◆ Cytowany fragment ◆
····················
Archiwum grudzień 2004


gru 31 2004 Zabawe czas zaczac! [jak mawia szanowna pani...
Komentarze: 15

Mam dosc moich sadystycznych snow, kiedy w mojej szkole mordowany jest nauczyciel [chociaz to nie jest tak do konca sadystyczny sen] albo kiedy we wlasnym domu napada na mnie banda kolesiow z nozem w rece, zadajac wszystkich pieniedzy,jakie posiadam,podczas gdy moja wlasna mama broni je swoimi szponami:P A opcje na sylwestra? Zabawa do 6 rano [podobno] w szkolnej auli z Jarkiem oczywiscie i mala pomoc jako kelnerzy:P Jakos sie polaczy przyjemne z pozytecznym. Miejmy nadzieje, ze utrzymam sie na nogach do tej godziny, bo roznie to moze byc po %,ktore wlasnie ide z Jarkiem zakupic. Zycze Wam CzAdOwEj imprezy! :D Czad ,moi drodzy, to jest to!:D

Ps.Uwielbiam takie wieczory jak wczoraj..

*delfi* : :
gru 28 2004 Bez tytułu
Komentarze: 32

I tak oto z jasnej blondynki stalam sie .. ciemna blondynka. Po spedzeniu 3h u fryzjera zrelaksowalam sie na 'Bridget Jones II', z ktorego to filmu wlasnie wrocilam i nie wiem co ze soba zrobic. Czasami jestem popaprana tak jak ona.

*delfi* : :
gru 24 2004 zyczenia:)
····················
Dopisz dalszy ciąg archiwum bloga z grudnia 2004, zaczynając tuż po ostatniej widocznej linijce. Dane nie są tu do niczego potrzebne.

◆ Dane źródłowe ◆
····················
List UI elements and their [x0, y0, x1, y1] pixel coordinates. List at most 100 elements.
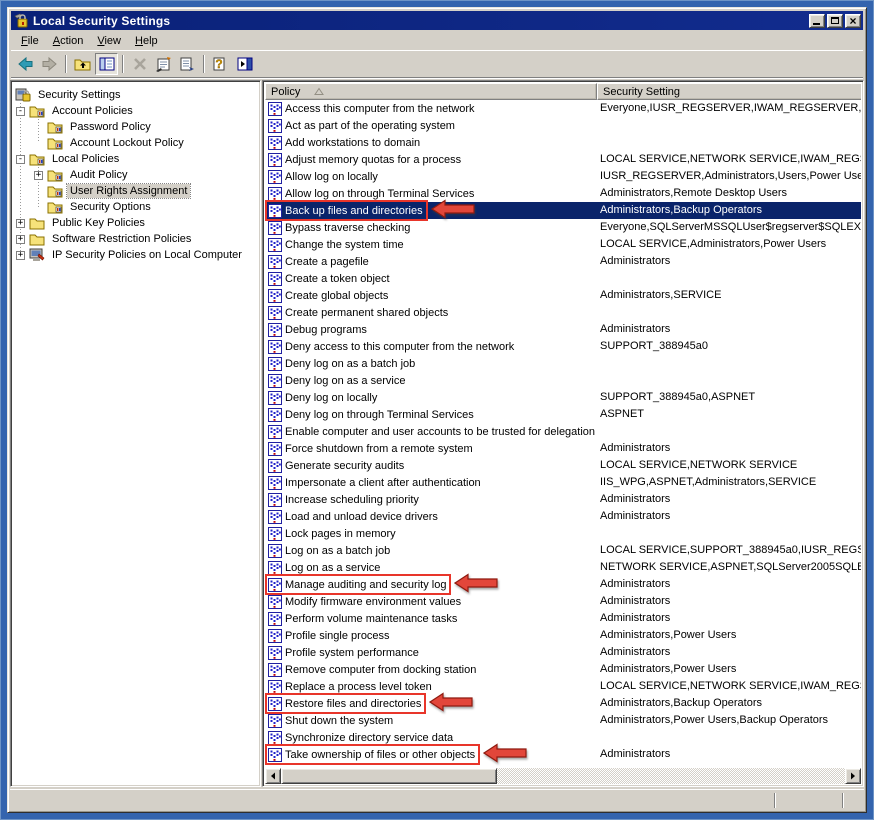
····················
◆ Odpowiedź pisemna ◆
Komentarze: 31

 W tym miejscu powinny sie pojawic dlugie, szczere, wymyslone zyczenia swiateczne,specjalnie dla Was, ode mnie, ale z powodu problemow technicznych, braku weny i niesprzespanej nocy, bo niespedzonej w swoim lozku z powodu przyjazdu goscia, pojawia sie krotkie i tresciwe - zycze Wam poczucia tej magii swiat, ktorej ja jeszcze nie czuje, wspanialych prezentow, chociaz nie one powinny byc najwazniejsze, zycze Wam takiego brata jak ja mam, ktory pewnie zrobi dzisiaj show przebierajac sie za Mikolaja i dzieki ktoremu bedzie jeszcze weselej. Zeby panowala u Was, nie tylko przez swiata, mila i spokojna atmosfera, abyscie zastanowili sie nad tym,co wazne i za co nalezy podziekowac..Bananow na mordkach, mandarynek w raczkach [bo ja je na przyklad uwielbiam:)], smacznego karpia i niech te swieta beda jak bajka:) Joyeux Nol moi drodzy!:)

*delfi* : :
gru 22 2004 Bez tytułu
Komentarze: 26

Jakos tak od kilku dni... :(

*delfi* : :
gru 14 2004 a moze by tak...?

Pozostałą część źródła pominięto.